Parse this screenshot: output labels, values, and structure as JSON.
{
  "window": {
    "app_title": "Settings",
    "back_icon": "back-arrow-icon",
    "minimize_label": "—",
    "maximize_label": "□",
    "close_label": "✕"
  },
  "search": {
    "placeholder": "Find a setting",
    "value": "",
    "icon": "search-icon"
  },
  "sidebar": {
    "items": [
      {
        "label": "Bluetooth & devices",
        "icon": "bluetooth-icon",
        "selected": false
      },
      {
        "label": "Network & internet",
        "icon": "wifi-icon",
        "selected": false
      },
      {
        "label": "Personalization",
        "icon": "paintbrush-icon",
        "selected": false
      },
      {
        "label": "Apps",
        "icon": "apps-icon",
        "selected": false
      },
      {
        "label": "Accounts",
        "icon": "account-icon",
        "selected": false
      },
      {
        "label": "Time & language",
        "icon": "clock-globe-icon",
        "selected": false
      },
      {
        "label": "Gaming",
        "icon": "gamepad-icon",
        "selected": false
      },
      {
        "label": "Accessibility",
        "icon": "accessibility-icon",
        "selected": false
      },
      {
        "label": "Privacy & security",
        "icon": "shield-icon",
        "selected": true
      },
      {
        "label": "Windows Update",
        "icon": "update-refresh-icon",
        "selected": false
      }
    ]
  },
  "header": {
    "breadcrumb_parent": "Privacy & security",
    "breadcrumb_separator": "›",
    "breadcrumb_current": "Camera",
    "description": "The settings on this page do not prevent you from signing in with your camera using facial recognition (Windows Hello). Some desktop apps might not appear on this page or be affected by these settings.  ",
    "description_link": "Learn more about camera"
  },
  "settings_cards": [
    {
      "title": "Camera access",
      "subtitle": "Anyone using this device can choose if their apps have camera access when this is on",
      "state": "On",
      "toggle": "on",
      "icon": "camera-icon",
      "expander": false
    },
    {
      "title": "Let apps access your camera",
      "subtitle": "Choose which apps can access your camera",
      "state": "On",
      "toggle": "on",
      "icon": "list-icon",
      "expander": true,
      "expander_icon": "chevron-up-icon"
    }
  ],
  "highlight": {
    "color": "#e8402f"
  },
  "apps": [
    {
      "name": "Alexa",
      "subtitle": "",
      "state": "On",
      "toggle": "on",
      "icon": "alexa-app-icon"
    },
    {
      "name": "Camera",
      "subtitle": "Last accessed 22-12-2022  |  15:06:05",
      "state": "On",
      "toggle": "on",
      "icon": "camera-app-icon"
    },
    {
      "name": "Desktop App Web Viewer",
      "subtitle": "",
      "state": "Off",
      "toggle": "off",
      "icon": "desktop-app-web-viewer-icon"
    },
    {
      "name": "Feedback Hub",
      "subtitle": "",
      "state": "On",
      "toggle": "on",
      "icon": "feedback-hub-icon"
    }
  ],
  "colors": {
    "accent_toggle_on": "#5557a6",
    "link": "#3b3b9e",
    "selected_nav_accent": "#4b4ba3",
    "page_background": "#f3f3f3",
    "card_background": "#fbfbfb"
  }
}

----------

EXERCISE DETAILS.
Isolate the lines above that contain the word "name" and copy them.

EXERCISE ANSWER.
      "name": "Alexa",
      "name": "Camera",
      "name": "Desktop App Web Viewer",
      "name": "Feedback Hub",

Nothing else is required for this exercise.